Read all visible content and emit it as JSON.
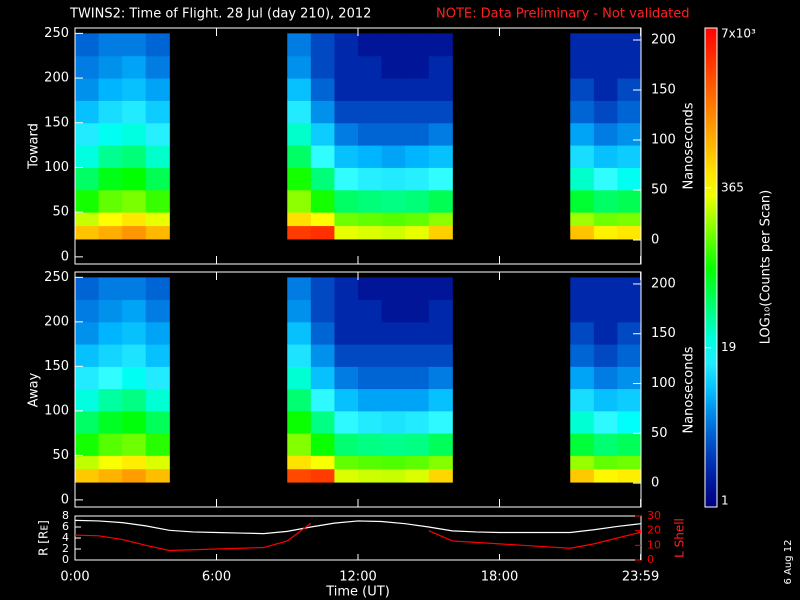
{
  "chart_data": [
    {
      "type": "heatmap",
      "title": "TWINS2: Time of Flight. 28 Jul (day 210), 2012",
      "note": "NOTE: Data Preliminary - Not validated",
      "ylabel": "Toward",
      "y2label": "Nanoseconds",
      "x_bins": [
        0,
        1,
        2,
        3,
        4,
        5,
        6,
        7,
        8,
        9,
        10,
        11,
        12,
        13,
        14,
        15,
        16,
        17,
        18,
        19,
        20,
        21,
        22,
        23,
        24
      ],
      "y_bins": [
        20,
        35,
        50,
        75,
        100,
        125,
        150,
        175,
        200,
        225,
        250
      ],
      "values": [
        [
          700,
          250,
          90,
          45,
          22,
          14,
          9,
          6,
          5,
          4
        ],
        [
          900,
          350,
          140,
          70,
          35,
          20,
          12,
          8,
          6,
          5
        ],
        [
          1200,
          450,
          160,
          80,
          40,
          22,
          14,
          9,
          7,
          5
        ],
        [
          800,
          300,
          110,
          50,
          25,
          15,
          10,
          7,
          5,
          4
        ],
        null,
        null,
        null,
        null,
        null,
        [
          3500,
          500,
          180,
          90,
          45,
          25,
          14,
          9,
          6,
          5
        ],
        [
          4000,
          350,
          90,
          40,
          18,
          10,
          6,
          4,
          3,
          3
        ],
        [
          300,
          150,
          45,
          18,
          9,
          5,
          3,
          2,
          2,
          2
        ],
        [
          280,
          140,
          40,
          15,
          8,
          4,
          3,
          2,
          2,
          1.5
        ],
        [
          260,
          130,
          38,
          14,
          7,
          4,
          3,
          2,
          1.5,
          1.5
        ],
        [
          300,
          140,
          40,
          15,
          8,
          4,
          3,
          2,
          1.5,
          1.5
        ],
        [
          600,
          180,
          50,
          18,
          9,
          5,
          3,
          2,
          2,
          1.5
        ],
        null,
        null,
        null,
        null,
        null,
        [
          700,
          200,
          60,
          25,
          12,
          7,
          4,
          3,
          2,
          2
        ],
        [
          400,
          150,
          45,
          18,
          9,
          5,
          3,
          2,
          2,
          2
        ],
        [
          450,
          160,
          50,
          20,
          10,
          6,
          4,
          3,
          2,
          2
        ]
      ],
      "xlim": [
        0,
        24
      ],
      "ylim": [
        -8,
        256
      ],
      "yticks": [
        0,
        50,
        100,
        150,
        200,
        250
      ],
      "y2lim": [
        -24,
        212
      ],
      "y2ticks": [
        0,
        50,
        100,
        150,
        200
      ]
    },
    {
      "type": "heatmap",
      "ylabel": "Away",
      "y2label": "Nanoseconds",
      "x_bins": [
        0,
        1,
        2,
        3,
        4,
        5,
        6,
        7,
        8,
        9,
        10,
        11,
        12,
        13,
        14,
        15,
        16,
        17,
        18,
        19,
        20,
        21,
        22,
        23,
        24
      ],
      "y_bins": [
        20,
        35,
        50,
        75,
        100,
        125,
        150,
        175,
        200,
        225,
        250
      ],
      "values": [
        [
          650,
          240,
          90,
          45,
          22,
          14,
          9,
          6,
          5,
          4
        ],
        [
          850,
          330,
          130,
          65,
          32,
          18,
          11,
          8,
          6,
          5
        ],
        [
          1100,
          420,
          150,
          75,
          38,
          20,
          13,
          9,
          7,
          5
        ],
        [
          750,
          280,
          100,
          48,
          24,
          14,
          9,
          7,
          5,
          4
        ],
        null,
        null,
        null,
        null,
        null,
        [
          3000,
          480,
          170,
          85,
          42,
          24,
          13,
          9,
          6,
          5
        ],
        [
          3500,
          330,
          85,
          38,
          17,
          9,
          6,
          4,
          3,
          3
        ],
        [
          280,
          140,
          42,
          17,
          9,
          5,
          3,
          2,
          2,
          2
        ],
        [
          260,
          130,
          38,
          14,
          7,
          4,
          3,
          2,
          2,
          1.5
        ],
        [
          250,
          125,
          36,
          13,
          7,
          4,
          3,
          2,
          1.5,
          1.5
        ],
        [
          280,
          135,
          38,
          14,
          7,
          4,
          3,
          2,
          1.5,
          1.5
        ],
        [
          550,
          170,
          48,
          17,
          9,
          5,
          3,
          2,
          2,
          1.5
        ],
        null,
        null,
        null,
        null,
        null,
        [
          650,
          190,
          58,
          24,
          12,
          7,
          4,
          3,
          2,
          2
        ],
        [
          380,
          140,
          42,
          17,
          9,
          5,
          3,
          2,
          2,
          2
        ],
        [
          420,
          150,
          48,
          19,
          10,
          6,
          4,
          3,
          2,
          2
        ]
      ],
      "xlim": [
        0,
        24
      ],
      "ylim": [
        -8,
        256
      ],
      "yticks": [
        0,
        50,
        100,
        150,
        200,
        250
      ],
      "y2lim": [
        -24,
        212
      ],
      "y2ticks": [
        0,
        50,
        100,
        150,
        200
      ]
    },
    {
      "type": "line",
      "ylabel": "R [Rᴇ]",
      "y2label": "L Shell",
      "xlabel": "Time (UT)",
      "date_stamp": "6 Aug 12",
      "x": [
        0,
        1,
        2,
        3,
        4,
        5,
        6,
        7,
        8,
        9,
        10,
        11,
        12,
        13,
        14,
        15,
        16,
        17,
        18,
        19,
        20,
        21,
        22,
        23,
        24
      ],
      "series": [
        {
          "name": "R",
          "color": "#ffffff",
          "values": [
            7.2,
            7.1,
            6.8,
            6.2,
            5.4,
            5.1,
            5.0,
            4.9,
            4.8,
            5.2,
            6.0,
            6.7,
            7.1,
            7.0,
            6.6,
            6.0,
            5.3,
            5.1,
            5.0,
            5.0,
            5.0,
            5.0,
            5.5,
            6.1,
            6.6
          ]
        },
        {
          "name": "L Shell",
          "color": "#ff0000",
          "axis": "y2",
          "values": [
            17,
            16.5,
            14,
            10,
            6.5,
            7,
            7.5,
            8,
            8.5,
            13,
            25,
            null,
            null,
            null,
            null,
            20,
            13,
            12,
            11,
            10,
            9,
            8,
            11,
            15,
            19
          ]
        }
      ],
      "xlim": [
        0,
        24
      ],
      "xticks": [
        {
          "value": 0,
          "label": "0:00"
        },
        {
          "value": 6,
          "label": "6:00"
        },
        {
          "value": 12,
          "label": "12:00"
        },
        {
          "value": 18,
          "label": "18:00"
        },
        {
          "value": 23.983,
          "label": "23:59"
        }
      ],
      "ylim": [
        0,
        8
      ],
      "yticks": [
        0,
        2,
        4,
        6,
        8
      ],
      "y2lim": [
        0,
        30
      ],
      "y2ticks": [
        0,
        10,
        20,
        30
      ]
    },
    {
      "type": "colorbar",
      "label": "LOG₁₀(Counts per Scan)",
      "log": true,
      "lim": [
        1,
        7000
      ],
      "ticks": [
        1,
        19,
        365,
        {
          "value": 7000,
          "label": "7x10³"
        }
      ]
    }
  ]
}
+ + + +
Return each line exactly as written. Any picture gets left out.

◆ Final result:
Read all visible content and emit it as JSON.
{
  "chart_data": [
    {
      "type": "heatmap",
      "title": "TWINS2: Time of Flight. 28 Jul (day 210), 2012",
      "note": "NOTE: Data Preliminary - Not validated",
      "ylabel": "Toward",
      "y2label": "Nanoseconds",
      "x_bins": [
        0,
        1,
        2,
        3,
        4,
        5,
        6,
        7,
        8,
        9,
        10,
        11,
        12,
        13,
        14,
        15,
        16,
        17,
        18,
        19,
        20,
        21,
        22,
        23,
        24
      ],
      "y_bins": [
        20,
        35,
        50,
        75,
        100,
        125,
        150,
        175,
        200,
        225,
        250
      ],
      "values": [
        [
          700,
          250,
          90,
          45,
          22,
          14,
          9,
          6,
          5,
          4
        ],
        [
          900,
          350,
          140,
          70,
          35,
          20,
          12,
          8,
          6,
          5
        ],
        [
          1200,
          450,
          160,
          80,
          40,
          22,
          14,
          9,
          7,
          5
        ],
        [
          800,
          300,
          110,
          50,
          25,
          15,
          10,
          7,
          5,
          4
        ],
        null,
        null,
        null,
        null,
        null,
        [
          3500,
          500,
          180,
          90,
          45,
          25,
          14,
          9,
          6,
          5
        ],
        [
          4000,
          350,
          90,
          40,
          18,
          10,
          6,
          4,
          3,
          3
        ],
        [
          300,
          150,
          45,
          18,
          9,
          5,
          3,
          2,
          2,
          2
        ],
        [
          280,
          140,
          40,
          15,
          8,
          4,
          3,
          2,
          2,
          1.5
        ],
        [
          260,
          130,
          38,
          14,
          7,
          4,
          3,
          2,
          1.5,
          1.5
        ],
        [
          300,
          140,
          40,
          15,
          8,
          4,
          3,
          2,
          1.5,
          1.5
        ],
        [
          600,
          180,
          50,
          18,
          9,
          5,
          3,
          2,
          2,
          1.5
        ],
        null,
        null,
        null,
        null,
        null,
        [
          700,
          200,
          60,
          25,
          12,
          7,
          4,
          3,
          2,
          2
        ],
        [
          400,
          150,
          45,
          18,
          9,
          5,
          3,
          2,
          2,
          2
        ],
        [
          450,
          160,
          50,
          20,
          10,
          6,
          4,
          3,
          2,
          2
        ]
      ],
      "xlim": [
        0,
        24
      ],
      "ylim": [
        -8,
        256
      ],
      "yticks": [
        0,
        50,
        100,
        150,
        200,
        250
      ],
      "y2lim": [
        -24,
        212
      ],
      "y2ticks": [
        0,
        50,
        100,
        150,
        200
      ]
    },
    {
      "type": "heatmap",
      "ylabel": "Away",
      "y2label": "Nanoseconds",
      "x_bins": [
        0,
        1,
        2,
        3,
        4,
        5,
        6,
        7,
        8,
        9,
        10,
        11,
        12,
        13,
        14,
        15,
        16,
        17,
        18,
        19,
        20,
        21,
        22,
        23,
        24
      ],
      "y_bins": [
        20,
        35,
        50,
        75,
        100,
        125,
        150,
        175,
        200,
        225,
        250
      ],
      "values": [
        [
          650,
          240,
          90,
          45,
          22,
          14,
          9,
          6,
          5,
          4
        ],
        [
          850,
          330,
          130,
          65,
          32,
          18,
          11,
          8,
          6,
          5
        ],
        [
          1100,
          420,
          150,
          75,
          38,
          20,
          13,
          9,
          7,
          5
        ],
        [
          750,
          280,
          100,
          48,
          24,
          14,
          9,
          7,
          5,
          4
        ],
        null,
        null,
        null,
        null,
        null,
        [
          3000,
          480,
          170,
          85,
          42,
          24,
          13,
          9,
          6,
          5
        ],
        [
          3500,
          330,
          85,
          38,
          17,
          9,
          6,
          4,
          3,
          3
        ],
        [
          280,
          140,
          42,
          17,
          9,
          5,
          3,
          2,
          2,
          2
        ],
        [
          260,
          130,
          38,
          14,
          7,
          4,
          3,
          2,
          2,
          1.5
        ],
        [
          250,
          125,
          36,
          13,
          7,
          4,
          3,
          2,
          1.5,
          1.5
        ],
        [
          280,
          135,
          38,
          14,
          7,
          4,
          3,
          2,
          1.5,
          1.5
        ],
        [
          550,
          170,
          48,
          17,
          9,
          5,
          3,
          2,
          2,
          1.5
        ],
        null,
        null,
        null,
        null,
        null,
        [
          650,
          190,
          58,
          24,
          12,
          7,
          4,
          3,
          2,
          2
        ],
        [
          380,
          140,
          42,
          17,
          9,
          5,
          3,
          2,
          2,
          2
        ],
        [
          420,
          150,
          48,
          19,
          10,
          6,
          4,
          3,
          2,
          2
        ]
      ],
      "xlim": [
        0,
        24
      ],
      "ylim": [
        -8,
        256
      ],
      "yticks": [
        0,
        50,
        100,
        150,
        200,
        250
      ],
      "y2lim": [
        -24,
        212
      ],
      "y2ticks": [
        0,
        50,
        100,
        150,
        200
      ]
    },
    {
      "type": "line",
      "ylabel": "R [Rᴇ]",
      "y2label": "L Shell",
      "xlabel": "Time (UT)",
      "date_stamp": "6 Aug 12",
      "x": [
        0,
        1,
        2,
        3,
        4,
        5,
        6,
        7,
        8,
        9,
        10,
        11,
        12,
        13,
        14,
        15,
        16,
        17,
        18,
        19,
        20,
        21,
        22,
        23,
        24
      ],
      "series": [
        {
          "name": "R",
          "color": "#ffffff",
          "values": [
            7.2,
            7.1,
            6.8,
            6.2,
            5.4,
            5.1,
            5.0,
            4.9,
            4.8,
            5.2,
            6.0,
            6.7,
            7.1,
            7.0,
            6.6,
            6.0,
            5.3,
            5.1,
            5.0,
            5.0,
            5.0,
            5.0,
            5.5,
            6.1,
            6.6
          ]
        },
        {
          "name": "L Shell",
          "color": "#ff0000",
          "axis": "y2",
          "values": [
            17,
            16.5,
            14,
            10,
            6.5,
            7,
            7.5,
            8,
            8.5,
            13,
            25,
            null,
            null,
            null,
            null,
            20,
            13,
            12,
            11,
            10,
            9,
            8,
            11,
            15,
            19
          ]
        }
      ],
      "xlim": [
        0,
        24
      ],
      "xticks": [
        {
          "value": 0,
          "label": "0:00"
        },
        {
          "value": 6,
          "label": "6:00"
        },
        {
          "value": 12,
          "label": "12:00"
        },
        {
          "value": 18,
          "label": "18:00"
        },
        {
          "value": 23.983,
          "label": "23:59"
        }
      ],
      "ylim": [
        0,
        8
      ],
      "yticks": [
        0,
        2,
        4,
        6,
        8
      ],
      "y2lim": [
        0,
        30
      ],
      "y2ticks": [
        0,
        10,
        20,
        30
      ]
    },
    {
      "type": "colorbar",
      "label": "LOG₁₀(Counts per Scan)",
      "log": true,
      "lim": [
        1,
        7000
      ],
      "ticks": [
        1,
        19,
        365,
        {
          "value": 7000,
          "label": "7x10³"
        }
      ]
    }
  ]
}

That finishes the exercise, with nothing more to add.